Where a line holds the string "Date", return that line.

=-=-=-=-=

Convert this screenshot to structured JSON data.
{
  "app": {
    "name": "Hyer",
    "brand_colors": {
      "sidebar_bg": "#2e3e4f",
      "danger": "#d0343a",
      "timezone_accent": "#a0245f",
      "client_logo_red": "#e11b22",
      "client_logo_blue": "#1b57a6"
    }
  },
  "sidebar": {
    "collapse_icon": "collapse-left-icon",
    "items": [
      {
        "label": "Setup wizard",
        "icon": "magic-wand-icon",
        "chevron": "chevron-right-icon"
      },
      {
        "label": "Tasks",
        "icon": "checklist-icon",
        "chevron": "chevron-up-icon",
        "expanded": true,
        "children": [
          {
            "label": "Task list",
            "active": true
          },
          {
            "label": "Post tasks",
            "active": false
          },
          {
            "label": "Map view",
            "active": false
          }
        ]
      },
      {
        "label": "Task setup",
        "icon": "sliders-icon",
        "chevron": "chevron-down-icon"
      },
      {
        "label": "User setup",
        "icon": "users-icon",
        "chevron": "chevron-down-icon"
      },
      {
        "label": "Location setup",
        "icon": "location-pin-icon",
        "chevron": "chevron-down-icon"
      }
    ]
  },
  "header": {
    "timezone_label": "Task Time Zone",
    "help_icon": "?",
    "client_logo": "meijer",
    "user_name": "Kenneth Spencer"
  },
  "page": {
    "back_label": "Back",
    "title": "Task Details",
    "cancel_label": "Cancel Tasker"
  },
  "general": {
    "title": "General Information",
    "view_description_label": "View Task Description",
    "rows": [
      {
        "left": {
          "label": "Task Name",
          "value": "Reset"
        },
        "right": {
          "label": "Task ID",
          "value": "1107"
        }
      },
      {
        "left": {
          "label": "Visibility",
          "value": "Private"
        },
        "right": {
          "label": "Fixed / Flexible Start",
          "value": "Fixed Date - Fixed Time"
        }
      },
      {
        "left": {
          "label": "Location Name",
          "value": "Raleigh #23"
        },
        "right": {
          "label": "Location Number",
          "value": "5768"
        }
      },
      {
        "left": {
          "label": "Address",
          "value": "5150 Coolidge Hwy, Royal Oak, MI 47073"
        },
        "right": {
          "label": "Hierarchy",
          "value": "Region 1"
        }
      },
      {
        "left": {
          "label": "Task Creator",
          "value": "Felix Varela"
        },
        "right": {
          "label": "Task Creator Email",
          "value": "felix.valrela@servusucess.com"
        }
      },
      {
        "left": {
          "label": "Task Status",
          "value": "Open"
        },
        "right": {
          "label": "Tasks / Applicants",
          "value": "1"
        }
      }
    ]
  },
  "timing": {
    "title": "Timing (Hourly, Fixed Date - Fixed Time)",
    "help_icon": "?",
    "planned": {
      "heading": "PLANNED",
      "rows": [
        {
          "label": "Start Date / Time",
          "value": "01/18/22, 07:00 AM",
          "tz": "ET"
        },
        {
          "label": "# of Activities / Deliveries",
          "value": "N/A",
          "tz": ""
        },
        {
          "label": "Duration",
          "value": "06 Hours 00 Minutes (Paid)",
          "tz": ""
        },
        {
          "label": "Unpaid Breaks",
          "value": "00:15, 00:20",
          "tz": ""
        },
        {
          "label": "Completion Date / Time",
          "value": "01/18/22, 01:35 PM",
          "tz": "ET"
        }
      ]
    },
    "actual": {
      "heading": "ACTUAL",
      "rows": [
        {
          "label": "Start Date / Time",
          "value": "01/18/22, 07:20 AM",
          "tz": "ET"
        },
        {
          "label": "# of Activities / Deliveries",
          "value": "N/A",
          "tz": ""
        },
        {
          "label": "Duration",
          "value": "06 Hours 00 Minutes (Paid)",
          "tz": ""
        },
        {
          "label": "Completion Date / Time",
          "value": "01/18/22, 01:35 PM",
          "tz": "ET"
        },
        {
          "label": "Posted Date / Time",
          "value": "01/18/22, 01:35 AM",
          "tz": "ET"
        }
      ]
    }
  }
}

=-=-=-=-=

- Final result
          "value": "Fixed Date - Fixed Time"
    "title": "Timing (Hourly, Fixed Date - Fixed Time)",
          "label": "Start Date / Time",
          "label": "Completion Date / Time",
          "label": "Start Date / Time",
          "label": "Completion Date / Time",
          "label": "Posted Date / Time",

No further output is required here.